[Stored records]

┄┄┄┄┄┄

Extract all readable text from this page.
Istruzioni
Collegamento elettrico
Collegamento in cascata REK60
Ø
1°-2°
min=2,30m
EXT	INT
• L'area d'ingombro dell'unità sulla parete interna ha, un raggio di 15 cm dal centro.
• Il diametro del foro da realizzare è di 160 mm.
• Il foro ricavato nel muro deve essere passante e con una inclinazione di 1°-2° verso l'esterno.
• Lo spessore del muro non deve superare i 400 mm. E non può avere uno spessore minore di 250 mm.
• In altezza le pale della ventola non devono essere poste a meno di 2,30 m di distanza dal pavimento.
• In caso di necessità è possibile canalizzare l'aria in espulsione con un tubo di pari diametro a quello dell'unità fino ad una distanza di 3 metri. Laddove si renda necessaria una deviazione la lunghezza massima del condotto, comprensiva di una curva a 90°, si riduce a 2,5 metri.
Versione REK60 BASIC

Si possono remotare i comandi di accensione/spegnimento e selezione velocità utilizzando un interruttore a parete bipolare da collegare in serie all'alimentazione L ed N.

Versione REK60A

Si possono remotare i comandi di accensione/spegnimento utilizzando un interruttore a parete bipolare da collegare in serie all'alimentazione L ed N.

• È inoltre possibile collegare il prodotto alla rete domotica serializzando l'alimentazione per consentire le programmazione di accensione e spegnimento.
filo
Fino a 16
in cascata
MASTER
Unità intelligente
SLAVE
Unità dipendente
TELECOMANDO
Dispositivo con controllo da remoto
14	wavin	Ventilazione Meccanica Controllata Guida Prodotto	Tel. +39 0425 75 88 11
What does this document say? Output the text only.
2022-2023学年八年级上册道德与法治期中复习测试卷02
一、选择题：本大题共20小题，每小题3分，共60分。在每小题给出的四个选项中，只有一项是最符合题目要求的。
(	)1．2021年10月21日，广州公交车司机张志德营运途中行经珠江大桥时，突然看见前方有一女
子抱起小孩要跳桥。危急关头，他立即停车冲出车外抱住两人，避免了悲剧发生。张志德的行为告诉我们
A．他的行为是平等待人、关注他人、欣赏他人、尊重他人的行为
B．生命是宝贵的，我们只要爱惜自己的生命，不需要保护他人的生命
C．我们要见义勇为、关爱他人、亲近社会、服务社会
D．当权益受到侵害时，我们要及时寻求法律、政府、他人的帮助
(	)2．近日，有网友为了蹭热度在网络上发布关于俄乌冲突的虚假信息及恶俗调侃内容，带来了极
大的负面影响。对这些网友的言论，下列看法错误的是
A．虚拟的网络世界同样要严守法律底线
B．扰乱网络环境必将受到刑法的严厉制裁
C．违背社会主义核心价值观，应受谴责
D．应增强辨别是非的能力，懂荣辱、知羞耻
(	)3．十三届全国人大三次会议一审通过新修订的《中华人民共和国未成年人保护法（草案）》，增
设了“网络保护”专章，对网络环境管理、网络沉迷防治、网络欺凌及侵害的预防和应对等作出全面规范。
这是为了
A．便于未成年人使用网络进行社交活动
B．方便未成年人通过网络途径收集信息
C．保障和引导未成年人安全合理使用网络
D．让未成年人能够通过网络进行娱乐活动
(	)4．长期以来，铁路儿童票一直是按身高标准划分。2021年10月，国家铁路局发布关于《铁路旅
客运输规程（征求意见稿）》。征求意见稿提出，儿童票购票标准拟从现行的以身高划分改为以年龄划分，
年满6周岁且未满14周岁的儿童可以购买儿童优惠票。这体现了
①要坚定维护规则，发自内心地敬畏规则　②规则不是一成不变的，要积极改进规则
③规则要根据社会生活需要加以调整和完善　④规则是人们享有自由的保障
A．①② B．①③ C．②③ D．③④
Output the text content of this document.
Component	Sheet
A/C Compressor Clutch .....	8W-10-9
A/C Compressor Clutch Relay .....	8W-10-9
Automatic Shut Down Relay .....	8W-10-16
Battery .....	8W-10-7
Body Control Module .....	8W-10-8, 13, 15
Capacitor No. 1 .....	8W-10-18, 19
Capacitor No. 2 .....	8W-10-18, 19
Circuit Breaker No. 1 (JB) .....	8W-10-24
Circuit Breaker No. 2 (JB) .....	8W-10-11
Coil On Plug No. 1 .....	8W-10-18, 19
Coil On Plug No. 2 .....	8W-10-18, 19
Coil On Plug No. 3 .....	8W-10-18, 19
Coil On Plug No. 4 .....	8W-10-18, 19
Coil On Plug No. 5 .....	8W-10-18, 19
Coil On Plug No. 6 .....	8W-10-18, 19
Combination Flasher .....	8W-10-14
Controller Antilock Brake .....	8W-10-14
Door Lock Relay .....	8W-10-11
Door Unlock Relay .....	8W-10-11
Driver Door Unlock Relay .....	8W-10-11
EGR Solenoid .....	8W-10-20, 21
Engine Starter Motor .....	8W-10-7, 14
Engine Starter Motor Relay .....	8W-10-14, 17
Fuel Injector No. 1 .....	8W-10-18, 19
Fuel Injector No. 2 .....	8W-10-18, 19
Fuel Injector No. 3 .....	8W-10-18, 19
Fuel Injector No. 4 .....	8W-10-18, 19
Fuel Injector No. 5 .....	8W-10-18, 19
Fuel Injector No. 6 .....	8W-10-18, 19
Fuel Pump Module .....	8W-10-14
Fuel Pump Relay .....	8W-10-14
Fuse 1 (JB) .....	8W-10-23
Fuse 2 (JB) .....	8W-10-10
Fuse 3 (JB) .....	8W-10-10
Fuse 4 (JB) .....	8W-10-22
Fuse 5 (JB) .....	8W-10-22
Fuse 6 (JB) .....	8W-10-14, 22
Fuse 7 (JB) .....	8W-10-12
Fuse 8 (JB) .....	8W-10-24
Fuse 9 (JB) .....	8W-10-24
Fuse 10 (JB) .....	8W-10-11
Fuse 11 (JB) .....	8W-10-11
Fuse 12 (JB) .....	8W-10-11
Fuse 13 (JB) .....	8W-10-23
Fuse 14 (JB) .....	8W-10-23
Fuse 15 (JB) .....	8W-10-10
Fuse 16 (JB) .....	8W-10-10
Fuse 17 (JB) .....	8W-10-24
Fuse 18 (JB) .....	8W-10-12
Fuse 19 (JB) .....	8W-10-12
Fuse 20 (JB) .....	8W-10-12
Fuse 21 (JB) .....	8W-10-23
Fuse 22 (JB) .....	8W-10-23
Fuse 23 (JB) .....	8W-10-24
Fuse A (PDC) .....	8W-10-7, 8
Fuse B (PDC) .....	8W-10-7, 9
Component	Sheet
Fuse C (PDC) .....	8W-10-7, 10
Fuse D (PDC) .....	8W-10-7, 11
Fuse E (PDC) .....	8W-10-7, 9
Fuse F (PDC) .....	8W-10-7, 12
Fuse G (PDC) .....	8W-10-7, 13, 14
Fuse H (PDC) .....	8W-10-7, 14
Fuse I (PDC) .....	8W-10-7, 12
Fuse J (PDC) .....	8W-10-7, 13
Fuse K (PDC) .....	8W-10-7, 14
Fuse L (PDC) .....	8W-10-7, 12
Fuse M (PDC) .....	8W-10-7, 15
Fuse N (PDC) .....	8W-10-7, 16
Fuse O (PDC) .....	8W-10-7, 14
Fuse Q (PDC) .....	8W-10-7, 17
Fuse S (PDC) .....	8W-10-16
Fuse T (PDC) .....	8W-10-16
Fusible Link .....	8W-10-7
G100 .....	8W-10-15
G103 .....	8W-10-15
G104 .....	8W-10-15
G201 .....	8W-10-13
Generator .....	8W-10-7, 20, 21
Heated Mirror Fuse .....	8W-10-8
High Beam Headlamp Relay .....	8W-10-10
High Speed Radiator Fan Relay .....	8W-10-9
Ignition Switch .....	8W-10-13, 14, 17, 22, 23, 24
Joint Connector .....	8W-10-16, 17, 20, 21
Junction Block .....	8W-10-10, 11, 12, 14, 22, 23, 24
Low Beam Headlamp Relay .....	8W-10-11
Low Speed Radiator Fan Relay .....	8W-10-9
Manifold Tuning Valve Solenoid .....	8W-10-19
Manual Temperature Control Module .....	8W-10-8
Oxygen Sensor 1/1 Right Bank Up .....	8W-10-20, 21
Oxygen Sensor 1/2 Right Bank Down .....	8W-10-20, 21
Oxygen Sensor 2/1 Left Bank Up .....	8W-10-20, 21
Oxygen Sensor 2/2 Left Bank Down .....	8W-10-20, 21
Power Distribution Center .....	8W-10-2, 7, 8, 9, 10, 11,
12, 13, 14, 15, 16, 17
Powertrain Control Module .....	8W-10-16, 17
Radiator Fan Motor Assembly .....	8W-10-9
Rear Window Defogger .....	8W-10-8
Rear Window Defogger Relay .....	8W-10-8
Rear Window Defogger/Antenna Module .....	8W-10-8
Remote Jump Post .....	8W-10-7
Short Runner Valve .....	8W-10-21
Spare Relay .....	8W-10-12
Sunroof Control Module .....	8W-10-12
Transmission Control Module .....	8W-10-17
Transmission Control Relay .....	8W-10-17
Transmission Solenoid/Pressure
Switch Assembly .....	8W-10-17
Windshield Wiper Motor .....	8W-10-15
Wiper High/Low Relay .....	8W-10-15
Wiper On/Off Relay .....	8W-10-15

┄┄┄┄┄┄

(What the task asks):
State how many lines hold the word "alimentazione". The number is the whole answer.

(Solution for this task):
3